-- YOUR INSTRUCTIONS --
Omit every picture and write out the rest of the records exactly.

-- INPUT FOR THIS TASK --

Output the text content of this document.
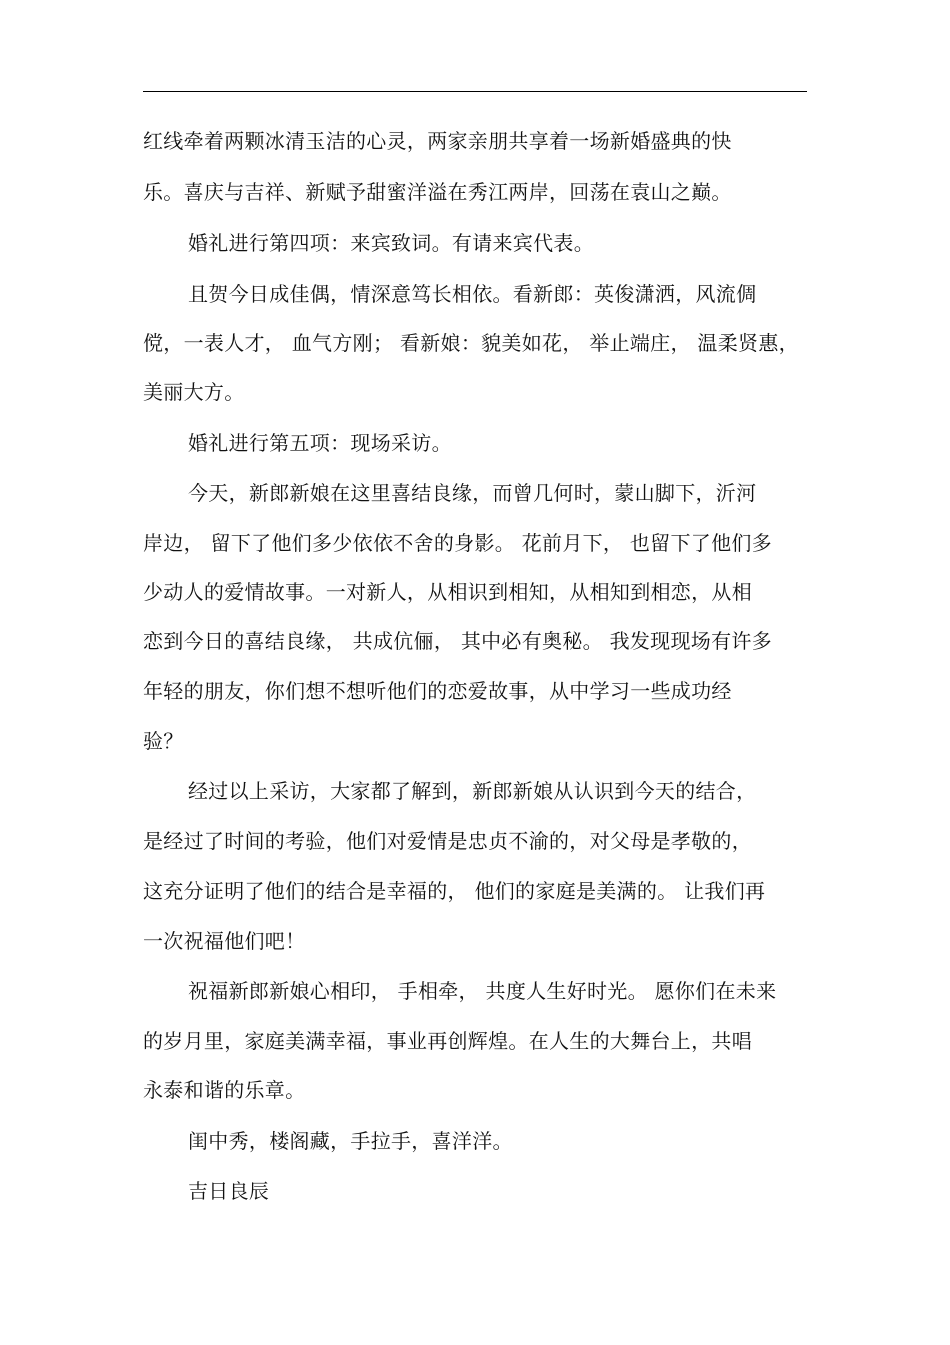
红线牵着两颗冰清玉洁的心灵，两家亲朋共享着一场新婚盛典的快
乐。喜庆与吉祥、新赋予甜蜜洋溢在秀江两岸，回荡在袁山之巅。
婚礼进行第四项：来宾致词。有请来宾代表。
且贺今日成佳偶，情深意笃长相依。看新郎：英俊潇洒，风流倜
傥，一表人才， 血气方刚； 看新娘：貌美如花， 举止端庄， 温柔贤惠，
美丽大方。
婚礼进行第五项：现场采访。
今天，新郎新娘在这里喜结良缘，而曾几何时，蒙山脚下，沂河
岸边， 留下了他们多少依依不舍的身影。 花前月下， 也留下了他们多
少动人的爱情故事。一对新人，从相识到相知，从相知到相恋，从相
恋到今日的喜结良缘， 共成伉俪， 其中必有奥秘。 我发现现场有许多
年轻的朋友，你们想不想听他们的恋爱故事，从中学习一些成功经
验？
经过以上采访，大家都了解到，新郎新娘从认识到今天的结合，
是经过了时间的考验，他们对爱情是忠贞不渝的，对父母是孝敬的，
这充分证明了他们的结合是幸福的， 他们的家庭是美满的。 让我们再
一次祝福他们吧！
祝福新郎新娘心相印， 手相牵， 共度人生好时光。 愿你们在未来
的岁月里，家庭美满幸福，事业再创辉煌。在人生的大舞台上，共唱
永泰和谐的乐章。
闺中秀，楼阁藏，手拉手，喜洋洋。
吉日良辰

-- TASK SOLUTION --
Output the text content of this document.
红线牵着两颗冰清玉洁的心灵，两家亲朋共享着一场新婚盛典的快
乐。喜庆与吉祥、新赋予甜蜜洋溢在秀江两岸，回荡在袁山之巅。
婚礼进行第四项：来宾致词。有请来宾代表。
且贺今日成佳偶，情深意笃长相依。看新郎：英俊潇洒，风流倜
傥，一表人才， 血气方刚； 看新娘：貌美如花， 举止端庄， 温柔贤惠，
美丽大方。
婚礼进行第五项：现场采访。
今天，新郎新娘在这里喜结良缘，而曾几何时，蒙山脚下，沂河
岸边， 留下了他们多少依依不舍的身影。 花前月下， 也留下了他们多
少动人的爱情故事。一对新人，从相识到相知，从相知到相恋，从相
恋到今日的喜结良缘， 共成伉俪， 其中必有奥秘。 我发现现场有许多
年轻的朋友，你们想不想听他们的恋爱故事，从中学习一些成功经
验？
经过以上采访，大家都了解到，新郎新娘从认识到今天的结合，
是经过了时间的考验，他们对爱情是忠贞不渝的，对父母是孝敬的，
这充分证明了他们的结合是幸福的， 他们的家庭是美满的。 让我们再
一次祝福他们吧！
祝福新郎新娘心相印， 手相牵， 共度人生好时光。 愿你们在未来
的岁月里，家庭美满幸福，事业再创辉煌。在人生的大舞台上，共唱
永泰和谐的乐章。
闺中秀，楼阁藏，手拉手，喜洋洋。
吉日良辰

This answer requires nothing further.